Gather all lines containing the string "รอบท" and copy them out.

- _Figure record listings_
"""

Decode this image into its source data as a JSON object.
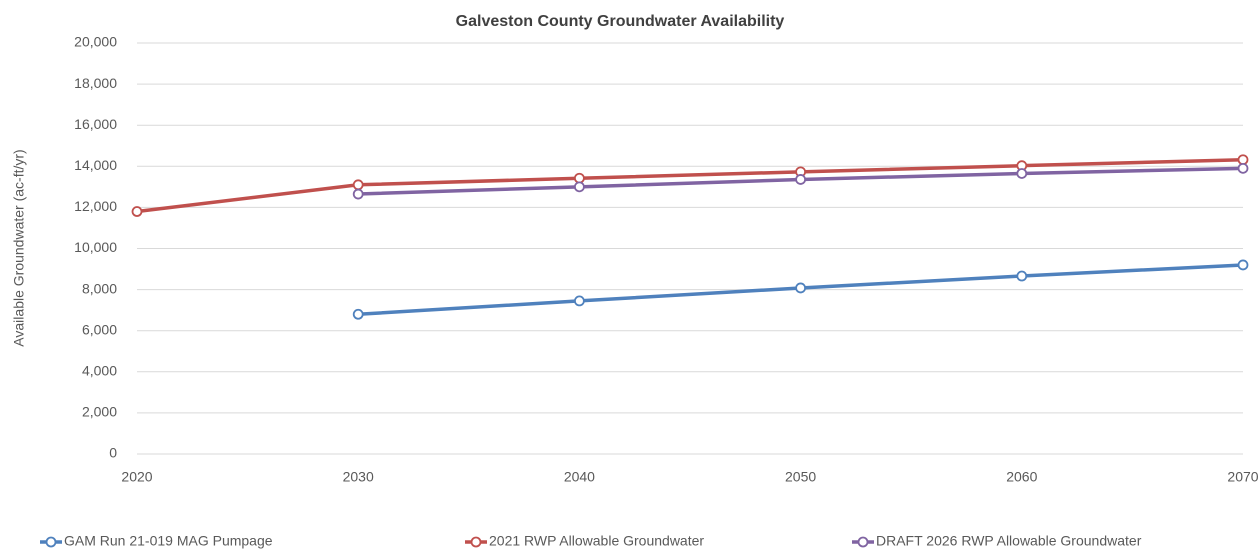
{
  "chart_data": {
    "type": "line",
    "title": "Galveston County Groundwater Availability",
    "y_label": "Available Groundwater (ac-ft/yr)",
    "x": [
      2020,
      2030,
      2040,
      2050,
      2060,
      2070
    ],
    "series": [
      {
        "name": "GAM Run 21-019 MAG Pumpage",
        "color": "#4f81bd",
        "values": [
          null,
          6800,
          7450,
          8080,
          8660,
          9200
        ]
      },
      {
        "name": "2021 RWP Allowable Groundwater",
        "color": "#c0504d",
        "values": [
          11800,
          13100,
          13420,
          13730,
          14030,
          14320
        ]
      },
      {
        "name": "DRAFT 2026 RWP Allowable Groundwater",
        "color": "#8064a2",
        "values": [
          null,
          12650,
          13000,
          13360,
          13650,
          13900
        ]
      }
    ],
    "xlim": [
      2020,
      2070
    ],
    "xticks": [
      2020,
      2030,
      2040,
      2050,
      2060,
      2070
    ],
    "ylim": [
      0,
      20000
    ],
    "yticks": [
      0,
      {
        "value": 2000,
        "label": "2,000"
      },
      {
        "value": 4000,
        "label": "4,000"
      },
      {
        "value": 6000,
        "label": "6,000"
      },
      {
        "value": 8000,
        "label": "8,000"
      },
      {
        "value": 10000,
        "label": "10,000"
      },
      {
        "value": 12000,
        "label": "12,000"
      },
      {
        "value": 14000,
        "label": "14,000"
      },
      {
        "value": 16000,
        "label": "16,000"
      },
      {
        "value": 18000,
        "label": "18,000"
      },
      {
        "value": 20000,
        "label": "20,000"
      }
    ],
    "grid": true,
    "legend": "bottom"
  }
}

"""
"""

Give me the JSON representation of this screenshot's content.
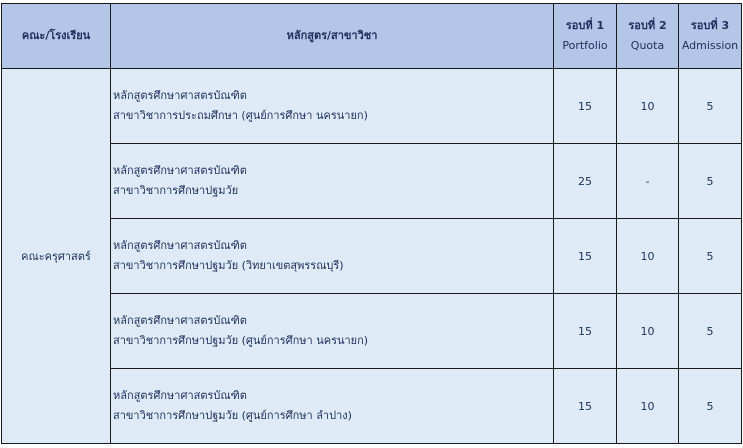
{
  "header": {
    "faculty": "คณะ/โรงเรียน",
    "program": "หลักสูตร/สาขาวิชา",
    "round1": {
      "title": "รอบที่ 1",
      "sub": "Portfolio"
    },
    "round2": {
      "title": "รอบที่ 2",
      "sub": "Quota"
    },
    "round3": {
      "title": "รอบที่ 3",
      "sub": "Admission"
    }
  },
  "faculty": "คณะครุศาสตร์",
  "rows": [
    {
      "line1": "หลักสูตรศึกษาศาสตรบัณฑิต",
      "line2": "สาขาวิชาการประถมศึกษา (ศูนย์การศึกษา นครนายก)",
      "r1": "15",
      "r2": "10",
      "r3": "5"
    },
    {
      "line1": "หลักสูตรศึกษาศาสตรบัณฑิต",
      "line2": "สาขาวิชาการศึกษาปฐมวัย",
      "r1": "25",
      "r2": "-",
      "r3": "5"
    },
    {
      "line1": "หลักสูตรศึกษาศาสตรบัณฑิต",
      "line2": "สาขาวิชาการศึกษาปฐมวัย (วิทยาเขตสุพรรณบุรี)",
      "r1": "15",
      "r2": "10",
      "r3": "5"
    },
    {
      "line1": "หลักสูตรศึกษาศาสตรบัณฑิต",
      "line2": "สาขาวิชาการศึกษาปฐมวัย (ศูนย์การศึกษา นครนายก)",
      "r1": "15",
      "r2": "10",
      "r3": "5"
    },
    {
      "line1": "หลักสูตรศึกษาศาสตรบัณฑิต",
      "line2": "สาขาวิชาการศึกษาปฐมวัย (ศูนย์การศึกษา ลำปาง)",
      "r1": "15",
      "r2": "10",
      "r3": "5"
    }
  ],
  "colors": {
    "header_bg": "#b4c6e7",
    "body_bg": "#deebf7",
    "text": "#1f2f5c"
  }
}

"""
"""

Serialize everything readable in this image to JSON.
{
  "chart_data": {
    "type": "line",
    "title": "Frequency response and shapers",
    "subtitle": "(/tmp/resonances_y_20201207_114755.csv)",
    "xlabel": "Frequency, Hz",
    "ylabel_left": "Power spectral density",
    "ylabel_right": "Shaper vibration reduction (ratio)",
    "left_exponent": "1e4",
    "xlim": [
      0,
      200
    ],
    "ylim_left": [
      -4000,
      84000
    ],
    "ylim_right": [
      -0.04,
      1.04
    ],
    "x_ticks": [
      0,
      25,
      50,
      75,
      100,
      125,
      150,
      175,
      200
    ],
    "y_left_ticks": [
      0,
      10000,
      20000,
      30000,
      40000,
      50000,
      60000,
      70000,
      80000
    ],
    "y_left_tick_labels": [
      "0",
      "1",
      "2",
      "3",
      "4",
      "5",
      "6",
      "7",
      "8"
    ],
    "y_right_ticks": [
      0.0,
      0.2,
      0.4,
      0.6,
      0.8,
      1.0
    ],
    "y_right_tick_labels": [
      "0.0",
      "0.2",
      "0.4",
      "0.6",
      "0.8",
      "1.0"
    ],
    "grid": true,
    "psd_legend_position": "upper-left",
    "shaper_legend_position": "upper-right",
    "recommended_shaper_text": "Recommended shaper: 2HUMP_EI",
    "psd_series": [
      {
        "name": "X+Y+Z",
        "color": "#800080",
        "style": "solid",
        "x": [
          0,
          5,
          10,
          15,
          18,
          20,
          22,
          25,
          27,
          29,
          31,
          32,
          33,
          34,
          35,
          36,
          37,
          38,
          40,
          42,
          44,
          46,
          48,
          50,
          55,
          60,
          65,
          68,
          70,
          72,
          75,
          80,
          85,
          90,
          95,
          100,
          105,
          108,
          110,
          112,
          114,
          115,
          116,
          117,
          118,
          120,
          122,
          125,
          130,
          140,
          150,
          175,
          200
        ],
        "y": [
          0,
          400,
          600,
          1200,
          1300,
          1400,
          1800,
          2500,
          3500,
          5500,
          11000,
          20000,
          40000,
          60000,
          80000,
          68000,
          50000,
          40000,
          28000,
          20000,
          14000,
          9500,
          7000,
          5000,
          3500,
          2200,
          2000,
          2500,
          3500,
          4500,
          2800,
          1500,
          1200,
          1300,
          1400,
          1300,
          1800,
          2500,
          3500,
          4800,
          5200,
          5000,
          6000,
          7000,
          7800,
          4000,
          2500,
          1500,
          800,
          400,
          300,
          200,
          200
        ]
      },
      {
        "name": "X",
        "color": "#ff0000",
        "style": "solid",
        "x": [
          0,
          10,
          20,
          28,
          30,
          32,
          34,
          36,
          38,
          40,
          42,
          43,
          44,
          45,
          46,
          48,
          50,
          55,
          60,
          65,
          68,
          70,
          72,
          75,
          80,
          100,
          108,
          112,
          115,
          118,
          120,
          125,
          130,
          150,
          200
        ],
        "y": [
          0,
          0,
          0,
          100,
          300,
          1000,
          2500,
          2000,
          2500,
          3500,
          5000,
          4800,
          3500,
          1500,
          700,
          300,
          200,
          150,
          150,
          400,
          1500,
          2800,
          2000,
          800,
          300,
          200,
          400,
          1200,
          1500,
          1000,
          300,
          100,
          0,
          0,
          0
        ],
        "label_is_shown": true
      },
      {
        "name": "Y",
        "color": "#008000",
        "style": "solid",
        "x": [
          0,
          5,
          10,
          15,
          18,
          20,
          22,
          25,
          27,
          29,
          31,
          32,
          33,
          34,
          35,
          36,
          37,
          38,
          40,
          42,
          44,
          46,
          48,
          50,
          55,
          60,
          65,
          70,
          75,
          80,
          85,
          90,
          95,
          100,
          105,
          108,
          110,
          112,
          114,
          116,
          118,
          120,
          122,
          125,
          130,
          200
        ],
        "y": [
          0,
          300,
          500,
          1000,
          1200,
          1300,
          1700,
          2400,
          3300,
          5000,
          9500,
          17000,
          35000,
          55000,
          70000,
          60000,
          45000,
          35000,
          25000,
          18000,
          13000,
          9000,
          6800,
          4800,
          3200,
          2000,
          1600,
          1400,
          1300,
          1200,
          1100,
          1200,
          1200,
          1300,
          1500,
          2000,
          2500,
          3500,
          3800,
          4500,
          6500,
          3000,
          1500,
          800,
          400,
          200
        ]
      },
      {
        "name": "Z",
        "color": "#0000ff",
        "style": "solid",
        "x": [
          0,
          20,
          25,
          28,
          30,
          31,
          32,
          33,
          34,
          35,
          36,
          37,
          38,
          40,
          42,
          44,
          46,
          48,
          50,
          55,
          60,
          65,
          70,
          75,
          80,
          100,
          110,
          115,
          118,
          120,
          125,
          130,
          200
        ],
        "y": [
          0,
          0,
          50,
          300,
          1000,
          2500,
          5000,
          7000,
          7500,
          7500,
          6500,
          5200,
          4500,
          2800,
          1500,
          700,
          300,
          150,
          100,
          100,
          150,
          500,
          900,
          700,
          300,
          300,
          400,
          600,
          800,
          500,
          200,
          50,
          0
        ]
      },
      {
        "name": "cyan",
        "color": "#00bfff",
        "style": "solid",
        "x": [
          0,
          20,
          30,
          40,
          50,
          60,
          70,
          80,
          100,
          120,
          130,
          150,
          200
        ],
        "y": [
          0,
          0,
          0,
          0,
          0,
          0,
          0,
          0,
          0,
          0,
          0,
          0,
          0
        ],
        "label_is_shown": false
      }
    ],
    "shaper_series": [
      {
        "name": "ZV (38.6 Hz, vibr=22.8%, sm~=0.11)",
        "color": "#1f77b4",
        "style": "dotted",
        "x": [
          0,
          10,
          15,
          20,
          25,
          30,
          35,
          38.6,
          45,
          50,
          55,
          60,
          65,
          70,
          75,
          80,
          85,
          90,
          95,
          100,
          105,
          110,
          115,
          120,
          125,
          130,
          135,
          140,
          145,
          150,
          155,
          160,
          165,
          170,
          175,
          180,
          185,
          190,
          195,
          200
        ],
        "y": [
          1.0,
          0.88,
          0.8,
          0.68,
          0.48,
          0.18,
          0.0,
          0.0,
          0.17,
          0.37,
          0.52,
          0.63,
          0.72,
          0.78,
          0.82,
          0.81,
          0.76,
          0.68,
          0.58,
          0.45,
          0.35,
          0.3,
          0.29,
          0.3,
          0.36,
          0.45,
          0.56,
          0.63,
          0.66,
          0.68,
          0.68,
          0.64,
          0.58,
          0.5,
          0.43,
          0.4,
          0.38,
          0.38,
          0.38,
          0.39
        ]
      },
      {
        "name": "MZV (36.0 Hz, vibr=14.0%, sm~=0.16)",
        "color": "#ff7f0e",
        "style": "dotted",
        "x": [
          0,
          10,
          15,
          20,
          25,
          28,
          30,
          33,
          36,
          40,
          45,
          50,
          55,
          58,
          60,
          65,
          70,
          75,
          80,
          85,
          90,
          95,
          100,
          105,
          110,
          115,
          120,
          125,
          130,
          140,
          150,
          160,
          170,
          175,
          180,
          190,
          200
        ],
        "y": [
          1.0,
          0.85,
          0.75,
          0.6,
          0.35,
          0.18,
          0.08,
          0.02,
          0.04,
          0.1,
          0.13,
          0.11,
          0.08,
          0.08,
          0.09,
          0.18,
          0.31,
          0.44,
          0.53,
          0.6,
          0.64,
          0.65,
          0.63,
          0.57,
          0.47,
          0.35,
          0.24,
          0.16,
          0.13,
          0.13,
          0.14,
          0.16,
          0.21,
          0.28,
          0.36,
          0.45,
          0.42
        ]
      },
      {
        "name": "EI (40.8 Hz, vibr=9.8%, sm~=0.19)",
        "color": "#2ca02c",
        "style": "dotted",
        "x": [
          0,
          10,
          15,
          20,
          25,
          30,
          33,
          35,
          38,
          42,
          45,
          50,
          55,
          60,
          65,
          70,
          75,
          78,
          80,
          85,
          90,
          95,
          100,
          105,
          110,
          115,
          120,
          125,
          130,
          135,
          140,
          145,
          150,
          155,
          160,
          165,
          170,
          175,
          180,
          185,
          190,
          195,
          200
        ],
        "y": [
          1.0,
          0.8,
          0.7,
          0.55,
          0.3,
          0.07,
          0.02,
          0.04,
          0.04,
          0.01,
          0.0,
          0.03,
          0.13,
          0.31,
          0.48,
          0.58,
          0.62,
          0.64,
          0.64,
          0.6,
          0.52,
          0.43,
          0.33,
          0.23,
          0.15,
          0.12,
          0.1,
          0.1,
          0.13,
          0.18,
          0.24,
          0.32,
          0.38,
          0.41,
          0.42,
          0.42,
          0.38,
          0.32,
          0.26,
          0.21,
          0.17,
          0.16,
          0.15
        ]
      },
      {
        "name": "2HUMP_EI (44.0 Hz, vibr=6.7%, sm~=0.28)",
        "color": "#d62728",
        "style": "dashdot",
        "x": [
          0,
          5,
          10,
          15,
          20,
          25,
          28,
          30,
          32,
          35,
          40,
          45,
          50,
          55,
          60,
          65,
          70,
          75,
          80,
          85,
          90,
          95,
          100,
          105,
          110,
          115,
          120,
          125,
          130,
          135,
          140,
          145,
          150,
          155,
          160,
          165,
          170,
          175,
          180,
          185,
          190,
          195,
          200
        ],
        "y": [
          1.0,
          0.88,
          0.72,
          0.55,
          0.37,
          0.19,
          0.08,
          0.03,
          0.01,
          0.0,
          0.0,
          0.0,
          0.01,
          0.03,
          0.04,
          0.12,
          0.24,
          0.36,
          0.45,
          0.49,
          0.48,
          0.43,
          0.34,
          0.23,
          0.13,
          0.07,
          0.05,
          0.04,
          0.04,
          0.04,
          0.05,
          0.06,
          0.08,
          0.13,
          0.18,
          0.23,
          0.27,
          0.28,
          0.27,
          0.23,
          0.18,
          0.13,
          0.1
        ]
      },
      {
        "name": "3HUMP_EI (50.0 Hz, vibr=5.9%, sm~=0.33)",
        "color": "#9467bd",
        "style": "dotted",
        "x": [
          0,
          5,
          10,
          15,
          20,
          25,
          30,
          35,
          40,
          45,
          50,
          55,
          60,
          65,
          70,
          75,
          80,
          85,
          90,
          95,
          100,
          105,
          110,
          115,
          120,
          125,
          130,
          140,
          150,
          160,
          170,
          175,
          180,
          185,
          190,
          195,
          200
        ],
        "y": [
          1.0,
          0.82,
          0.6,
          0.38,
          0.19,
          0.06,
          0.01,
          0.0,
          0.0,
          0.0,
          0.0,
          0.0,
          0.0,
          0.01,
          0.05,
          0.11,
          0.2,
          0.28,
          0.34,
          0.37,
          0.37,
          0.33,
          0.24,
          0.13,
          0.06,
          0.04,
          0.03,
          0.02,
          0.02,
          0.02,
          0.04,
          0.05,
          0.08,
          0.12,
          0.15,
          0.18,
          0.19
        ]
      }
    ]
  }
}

"""

- _Answer to this exercise_
      "title": "รอบที่ 1",
      "title": "รอบที่ 2",
      "title": "รอบที่ 3",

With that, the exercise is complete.